TASK DETAILS:
Copy the material that follows word for word and omit its pictures.
··········
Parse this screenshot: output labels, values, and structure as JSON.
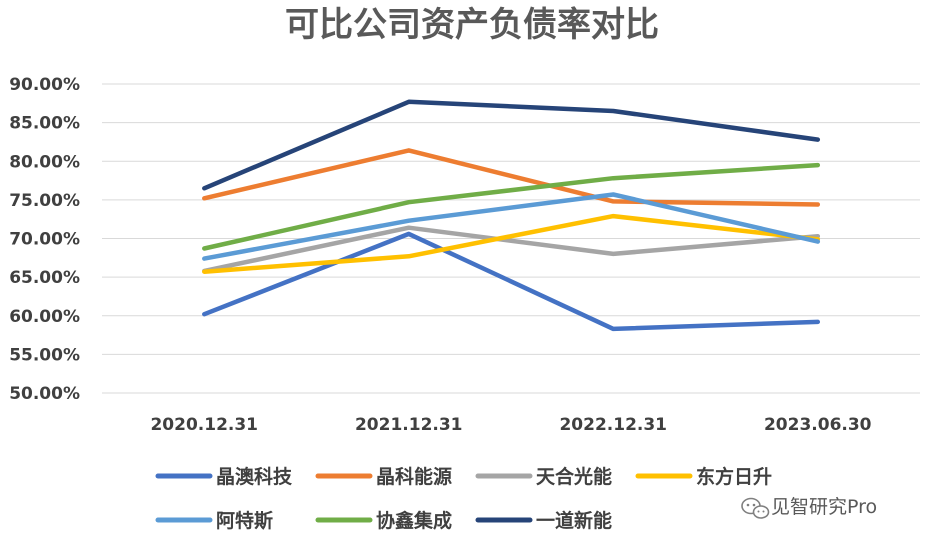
{
  "chart_data": {
    "type": "line",
    "title": "可比公司资产负债率对比",
    "xlabel": "",
    "ylabel": "",
    "categories": [
      "2020.12.31",
      "2021.12.31",
      "2022.12.31",
      "2023.06.30"
    ],
    "ylim": [
      50,
      90
    ],
    "yticks": [
      "50.00%",
      "55.00%",
      "60.00%",
      "65.00%",
      "70.00%",
      "75.00%",
      "80.00%",
      "85.00%",
      "90.00%"
    ],
    "grid": true,
    "legend_position": "bottom",
    "series": [
      {
        "name": "晶澳科技",
        "color": "#4472C4",
        "values": [
          60.2,
          70.6,
          58.3,
          59.2
        ]
      },
      {
        "name": "晶科能源",
        "color": "#ED7D31",
        "values": [
          75.2,
          81.4,
          74.8,
          74.4
        ]
      },
      {
        "name": "天合光能",
        "color": "#A5A5A5",
        "values": [
          65.8,
          71.4,
          68.0,
          70.3
        ]
      },
      {
        "name": "东方日升",
        "color": "#FFC000",
        "values": [
          65.7,
          67.7,
          72.9,
          69.9
        ]
      },
      {
        "name": "阿特斯",
        "color": "#5B9BD5",
        "values": [
          67.4,
          72.3,
          75.7,
          69.6
        ]
      },
      {
        "name": "协鑫集成",
        "color": "#70AD47",
        "values": [
          68.7,
          74.7,
          77.8,
          79.5
        ]
      },
      {
        "name": "一道新能",
        "color": "#264478",
        "values": [
          76.5,
          87.7,
          86.5,
          82.8
        ]
      }
    ]
  },
  "watermark": {
    "text": "见智研究Pro",
    "icon": "wechat-icon"
  }
}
··········
WRITTEN REPLY:
Parse this screenshot: output labels, values, and structure as JSON.
{
  "chart_data": {
    "type": "line",
    "title": "可比公司资产负债率对比",
    "xlabel": "",
    "ylabel": "",
    "categories": [
      "2020.12.31",
      "2021.12.31",
      "2022.12.31",
      "2023.06.30"
    ],
    "ylim": [
      50,
      90
    ],
    "yticks": [
      "50.00%",
      "55.00%",
      "60.00%",
      "65.00%",
      "70.00%",
      "75.00%",
      "80.00%",
      "85.00%",
      "90.00%"
    ],
    "grid": true,
    "legend_position": "bottom",
    "series": [
      {
        "name": "晶澳科技",
        "color": "#4472C4",
        "values": [
          60.2,
          70.6,
          58.3,
          59.2
        ]
      },
      {
        "name": "晶科能源",
        "color": "#ED7D31",
        "values": [
          75.2,
          81.4,
          74.8,
          74.4
        ]
      },
      {
        "name": "天合光能",
        "color": "#A5A5A5",
        "values": [
          65.8,
          71.4,
          68.0,
          70.3
        ]
      },
      {
        "name": "东方日升",
        "color": "#FFC000",
        "values": [
          65.7,
          67.7,
          72.9,
          69.9
        ]
      },
      {
        "name": "阿特斯",
        "color": "#5B9BD5",
        "values": [
          67.4,
          72.3,
          75.7,
          69.6
        ]
      },
      {
        "name": "协鑫集成",
        "color": "#70AD47",
        "values": [
          68.7,
          74.7,
          77.8,
          79.5
        ]
      },
      {
        "name": "一道新能",
        "color": "#264478",
        "values": [
          76.5,
          87.7,
          86.5,
          82.8
        ]
      }
    ]
  },
  "watermark": {
    "text": "见智研究Pro",
    "icon": "wechat-icon"
  }
}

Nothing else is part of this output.